> DATA

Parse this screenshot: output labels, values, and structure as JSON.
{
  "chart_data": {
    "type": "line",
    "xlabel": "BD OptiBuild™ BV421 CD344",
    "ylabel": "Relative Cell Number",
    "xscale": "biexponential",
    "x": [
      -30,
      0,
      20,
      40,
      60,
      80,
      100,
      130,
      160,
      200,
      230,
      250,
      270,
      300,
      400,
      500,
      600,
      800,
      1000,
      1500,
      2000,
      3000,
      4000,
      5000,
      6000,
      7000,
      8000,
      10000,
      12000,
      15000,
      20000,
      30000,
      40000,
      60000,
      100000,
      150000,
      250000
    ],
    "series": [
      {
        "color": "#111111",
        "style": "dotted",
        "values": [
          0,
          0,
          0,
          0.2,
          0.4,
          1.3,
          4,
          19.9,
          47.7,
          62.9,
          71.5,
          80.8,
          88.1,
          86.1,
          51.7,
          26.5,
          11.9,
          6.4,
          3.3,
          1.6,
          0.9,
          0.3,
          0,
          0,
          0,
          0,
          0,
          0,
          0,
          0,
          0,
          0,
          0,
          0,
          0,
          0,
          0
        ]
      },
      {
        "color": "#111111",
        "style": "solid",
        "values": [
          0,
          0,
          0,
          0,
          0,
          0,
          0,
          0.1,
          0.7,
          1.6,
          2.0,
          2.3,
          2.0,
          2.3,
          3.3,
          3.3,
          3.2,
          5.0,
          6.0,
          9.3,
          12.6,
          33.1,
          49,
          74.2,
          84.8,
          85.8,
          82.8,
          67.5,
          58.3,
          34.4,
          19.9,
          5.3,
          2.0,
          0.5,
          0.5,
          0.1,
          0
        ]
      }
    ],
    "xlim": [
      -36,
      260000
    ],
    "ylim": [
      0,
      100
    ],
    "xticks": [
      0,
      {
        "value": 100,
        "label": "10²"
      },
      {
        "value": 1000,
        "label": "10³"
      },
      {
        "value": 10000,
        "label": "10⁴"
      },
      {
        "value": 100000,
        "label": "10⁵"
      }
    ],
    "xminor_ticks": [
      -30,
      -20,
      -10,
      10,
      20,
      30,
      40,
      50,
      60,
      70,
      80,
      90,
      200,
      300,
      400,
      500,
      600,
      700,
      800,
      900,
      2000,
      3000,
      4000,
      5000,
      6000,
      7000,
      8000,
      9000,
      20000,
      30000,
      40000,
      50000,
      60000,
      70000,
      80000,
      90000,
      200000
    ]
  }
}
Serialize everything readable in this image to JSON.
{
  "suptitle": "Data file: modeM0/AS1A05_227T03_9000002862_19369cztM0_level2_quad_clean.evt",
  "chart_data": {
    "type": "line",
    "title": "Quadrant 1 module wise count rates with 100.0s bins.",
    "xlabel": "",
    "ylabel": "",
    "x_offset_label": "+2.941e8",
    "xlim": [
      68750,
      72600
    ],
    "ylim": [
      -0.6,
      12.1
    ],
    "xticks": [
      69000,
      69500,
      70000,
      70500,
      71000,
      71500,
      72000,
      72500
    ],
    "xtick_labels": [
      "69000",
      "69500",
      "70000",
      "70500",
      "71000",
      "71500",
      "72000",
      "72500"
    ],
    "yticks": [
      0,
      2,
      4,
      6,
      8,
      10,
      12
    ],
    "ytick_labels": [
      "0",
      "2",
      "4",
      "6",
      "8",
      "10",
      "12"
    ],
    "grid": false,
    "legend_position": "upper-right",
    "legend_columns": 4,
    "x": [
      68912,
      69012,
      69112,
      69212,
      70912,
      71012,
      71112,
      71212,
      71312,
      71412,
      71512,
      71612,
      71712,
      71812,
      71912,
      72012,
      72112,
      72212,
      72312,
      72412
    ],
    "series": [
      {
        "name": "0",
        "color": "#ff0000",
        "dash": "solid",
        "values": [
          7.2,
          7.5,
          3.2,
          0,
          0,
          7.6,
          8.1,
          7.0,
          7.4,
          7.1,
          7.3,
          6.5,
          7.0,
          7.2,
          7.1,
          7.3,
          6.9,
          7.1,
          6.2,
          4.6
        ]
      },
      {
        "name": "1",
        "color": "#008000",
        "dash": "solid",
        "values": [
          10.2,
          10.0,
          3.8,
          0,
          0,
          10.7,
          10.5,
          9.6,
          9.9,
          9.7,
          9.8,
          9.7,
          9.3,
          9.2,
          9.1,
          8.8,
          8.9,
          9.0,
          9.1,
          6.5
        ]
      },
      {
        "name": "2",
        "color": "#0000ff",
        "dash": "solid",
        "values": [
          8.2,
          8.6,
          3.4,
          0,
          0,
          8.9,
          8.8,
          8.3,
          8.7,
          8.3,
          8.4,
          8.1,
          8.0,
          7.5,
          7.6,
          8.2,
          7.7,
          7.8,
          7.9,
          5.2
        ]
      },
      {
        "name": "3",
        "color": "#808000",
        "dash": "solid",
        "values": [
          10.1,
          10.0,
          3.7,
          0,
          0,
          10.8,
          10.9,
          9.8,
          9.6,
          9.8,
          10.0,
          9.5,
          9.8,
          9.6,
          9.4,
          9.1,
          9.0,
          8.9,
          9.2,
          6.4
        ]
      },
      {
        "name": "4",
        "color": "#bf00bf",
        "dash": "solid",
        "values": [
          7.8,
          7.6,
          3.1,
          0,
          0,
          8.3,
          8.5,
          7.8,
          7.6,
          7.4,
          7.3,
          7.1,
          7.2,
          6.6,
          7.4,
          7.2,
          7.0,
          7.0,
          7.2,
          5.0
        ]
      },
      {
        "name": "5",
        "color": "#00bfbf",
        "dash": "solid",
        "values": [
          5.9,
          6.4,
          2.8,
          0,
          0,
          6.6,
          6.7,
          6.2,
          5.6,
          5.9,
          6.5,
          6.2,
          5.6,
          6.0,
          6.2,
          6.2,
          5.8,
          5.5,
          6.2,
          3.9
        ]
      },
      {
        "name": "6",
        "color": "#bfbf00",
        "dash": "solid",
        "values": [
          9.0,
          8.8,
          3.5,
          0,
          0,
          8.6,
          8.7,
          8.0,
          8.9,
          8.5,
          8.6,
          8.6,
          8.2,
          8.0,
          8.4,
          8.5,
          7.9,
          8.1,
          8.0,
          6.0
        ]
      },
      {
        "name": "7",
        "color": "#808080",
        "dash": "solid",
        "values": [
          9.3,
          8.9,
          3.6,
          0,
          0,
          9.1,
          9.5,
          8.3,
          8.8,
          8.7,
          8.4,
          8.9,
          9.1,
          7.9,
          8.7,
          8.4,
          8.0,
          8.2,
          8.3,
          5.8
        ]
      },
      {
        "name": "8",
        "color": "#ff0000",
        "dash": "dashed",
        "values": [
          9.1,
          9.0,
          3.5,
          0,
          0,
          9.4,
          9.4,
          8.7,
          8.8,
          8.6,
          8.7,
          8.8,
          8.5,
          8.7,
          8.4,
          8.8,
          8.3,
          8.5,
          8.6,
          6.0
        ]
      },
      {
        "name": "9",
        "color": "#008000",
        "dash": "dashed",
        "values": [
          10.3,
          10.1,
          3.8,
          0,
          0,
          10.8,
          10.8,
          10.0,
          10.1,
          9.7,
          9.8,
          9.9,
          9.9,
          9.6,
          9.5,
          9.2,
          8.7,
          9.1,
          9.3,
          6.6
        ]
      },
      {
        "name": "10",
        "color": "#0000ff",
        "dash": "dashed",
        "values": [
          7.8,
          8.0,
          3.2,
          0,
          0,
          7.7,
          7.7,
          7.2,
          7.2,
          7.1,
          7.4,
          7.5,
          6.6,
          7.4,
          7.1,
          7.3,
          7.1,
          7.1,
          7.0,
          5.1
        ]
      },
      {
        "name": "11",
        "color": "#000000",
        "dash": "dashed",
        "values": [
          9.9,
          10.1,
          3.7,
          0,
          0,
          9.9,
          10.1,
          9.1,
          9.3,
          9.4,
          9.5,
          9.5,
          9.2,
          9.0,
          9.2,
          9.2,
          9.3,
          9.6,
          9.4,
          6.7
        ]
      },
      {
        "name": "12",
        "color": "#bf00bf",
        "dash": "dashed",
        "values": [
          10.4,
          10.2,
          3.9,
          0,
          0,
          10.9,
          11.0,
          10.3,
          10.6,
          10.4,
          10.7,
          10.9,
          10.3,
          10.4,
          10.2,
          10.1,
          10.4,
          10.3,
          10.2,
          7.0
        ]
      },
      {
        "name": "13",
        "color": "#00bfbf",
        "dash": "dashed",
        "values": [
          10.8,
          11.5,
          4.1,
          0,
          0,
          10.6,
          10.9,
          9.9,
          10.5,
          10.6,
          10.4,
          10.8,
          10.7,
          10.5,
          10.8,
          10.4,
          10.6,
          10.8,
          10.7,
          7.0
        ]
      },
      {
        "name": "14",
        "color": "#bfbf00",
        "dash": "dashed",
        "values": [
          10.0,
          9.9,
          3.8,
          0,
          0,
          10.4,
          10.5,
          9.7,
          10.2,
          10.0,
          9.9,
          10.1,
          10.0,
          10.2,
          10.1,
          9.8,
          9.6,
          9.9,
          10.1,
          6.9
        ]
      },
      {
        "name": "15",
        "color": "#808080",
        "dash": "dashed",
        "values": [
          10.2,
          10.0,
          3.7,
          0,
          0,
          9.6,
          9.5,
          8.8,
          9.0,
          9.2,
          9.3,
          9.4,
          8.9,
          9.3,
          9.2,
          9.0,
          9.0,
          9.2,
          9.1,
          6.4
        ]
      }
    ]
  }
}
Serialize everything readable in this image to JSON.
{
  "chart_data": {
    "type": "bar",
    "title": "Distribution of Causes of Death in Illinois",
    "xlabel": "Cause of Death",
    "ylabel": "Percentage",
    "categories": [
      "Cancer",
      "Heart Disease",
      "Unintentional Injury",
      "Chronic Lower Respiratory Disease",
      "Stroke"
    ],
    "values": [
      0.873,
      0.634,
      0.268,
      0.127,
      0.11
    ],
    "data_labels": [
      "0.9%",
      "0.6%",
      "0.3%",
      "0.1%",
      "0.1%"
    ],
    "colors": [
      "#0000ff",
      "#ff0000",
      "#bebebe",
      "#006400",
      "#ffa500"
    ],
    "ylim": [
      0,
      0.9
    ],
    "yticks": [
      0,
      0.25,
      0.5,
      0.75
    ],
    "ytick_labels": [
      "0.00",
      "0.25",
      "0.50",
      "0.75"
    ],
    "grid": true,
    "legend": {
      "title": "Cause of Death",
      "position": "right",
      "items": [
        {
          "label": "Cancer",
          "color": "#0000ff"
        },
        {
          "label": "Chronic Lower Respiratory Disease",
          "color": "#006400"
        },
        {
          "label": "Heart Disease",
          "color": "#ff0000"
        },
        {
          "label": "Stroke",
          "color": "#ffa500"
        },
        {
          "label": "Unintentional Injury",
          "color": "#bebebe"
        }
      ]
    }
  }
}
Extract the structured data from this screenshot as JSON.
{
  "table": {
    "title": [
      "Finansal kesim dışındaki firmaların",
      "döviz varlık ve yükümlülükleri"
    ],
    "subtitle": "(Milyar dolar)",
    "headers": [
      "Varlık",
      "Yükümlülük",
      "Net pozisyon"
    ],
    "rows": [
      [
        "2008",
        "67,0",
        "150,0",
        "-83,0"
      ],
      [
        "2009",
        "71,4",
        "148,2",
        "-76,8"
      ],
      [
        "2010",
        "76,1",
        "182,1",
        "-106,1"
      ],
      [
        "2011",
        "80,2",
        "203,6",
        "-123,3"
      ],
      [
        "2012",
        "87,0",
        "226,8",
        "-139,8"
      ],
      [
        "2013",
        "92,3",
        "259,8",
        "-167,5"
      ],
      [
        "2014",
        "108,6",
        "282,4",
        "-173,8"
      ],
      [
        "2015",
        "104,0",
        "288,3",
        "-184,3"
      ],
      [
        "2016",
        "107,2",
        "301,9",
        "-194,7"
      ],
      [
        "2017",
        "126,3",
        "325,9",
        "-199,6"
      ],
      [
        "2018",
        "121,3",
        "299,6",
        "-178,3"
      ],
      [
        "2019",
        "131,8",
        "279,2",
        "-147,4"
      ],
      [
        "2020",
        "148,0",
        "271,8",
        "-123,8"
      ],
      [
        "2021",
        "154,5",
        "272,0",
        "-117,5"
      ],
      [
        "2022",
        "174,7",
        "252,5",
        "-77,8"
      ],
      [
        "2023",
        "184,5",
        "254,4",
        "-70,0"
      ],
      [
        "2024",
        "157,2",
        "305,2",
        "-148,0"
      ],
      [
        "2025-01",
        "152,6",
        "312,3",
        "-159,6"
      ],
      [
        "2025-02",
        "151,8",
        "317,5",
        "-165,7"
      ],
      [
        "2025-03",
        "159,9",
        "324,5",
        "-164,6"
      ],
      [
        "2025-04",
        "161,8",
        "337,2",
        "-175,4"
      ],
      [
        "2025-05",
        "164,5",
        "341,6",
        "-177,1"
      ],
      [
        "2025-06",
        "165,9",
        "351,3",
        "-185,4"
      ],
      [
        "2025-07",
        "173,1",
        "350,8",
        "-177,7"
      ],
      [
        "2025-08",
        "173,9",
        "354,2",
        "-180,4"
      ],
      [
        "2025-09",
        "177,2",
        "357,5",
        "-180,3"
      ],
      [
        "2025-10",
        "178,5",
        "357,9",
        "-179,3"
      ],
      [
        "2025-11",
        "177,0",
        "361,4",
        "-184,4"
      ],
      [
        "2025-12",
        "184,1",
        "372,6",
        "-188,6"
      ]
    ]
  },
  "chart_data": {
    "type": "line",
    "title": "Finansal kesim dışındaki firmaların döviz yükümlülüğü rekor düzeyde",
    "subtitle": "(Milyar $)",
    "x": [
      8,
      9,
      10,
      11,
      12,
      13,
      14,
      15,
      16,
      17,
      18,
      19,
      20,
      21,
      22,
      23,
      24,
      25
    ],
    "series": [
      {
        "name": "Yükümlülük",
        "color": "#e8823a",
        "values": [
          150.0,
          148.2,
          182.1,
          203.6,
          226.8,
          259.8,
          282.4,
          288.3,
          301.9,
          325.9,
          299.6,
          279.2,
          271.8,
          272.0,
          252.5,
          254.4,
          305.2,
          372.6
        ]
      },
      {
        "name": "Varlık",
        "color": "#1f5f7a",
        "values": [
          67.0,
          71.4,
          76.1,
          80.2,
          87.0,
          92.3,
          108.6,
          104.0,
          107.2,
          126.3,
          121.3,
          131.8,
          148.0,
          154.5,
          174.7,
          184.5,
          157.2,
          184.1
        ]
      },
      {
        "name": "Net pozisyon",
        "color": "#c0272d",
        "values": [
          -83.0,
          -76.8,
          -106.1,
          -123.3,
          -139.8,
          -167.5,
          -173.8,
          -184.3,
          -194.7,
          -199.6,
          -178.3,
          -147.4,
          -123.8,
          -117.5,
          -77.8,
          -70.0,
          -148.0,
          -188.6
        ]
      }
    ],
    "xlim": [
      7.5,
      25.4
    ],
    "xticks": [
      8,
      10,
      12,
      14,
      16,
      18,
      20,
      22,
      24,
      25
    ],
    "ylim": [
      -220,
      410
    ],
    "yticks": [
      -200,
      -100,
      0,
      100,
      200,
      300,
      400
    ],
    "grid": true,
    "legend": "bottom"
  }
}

> PROBLEM DESCRIPTION
Search the material above for "xlabel". Pull out each line where it shows up.

> RESPONSE
    "xlabel": "BD OptiBuild™ BV421 CD344",
    "xlabel": "",
    "xlabel": "Cause of Death",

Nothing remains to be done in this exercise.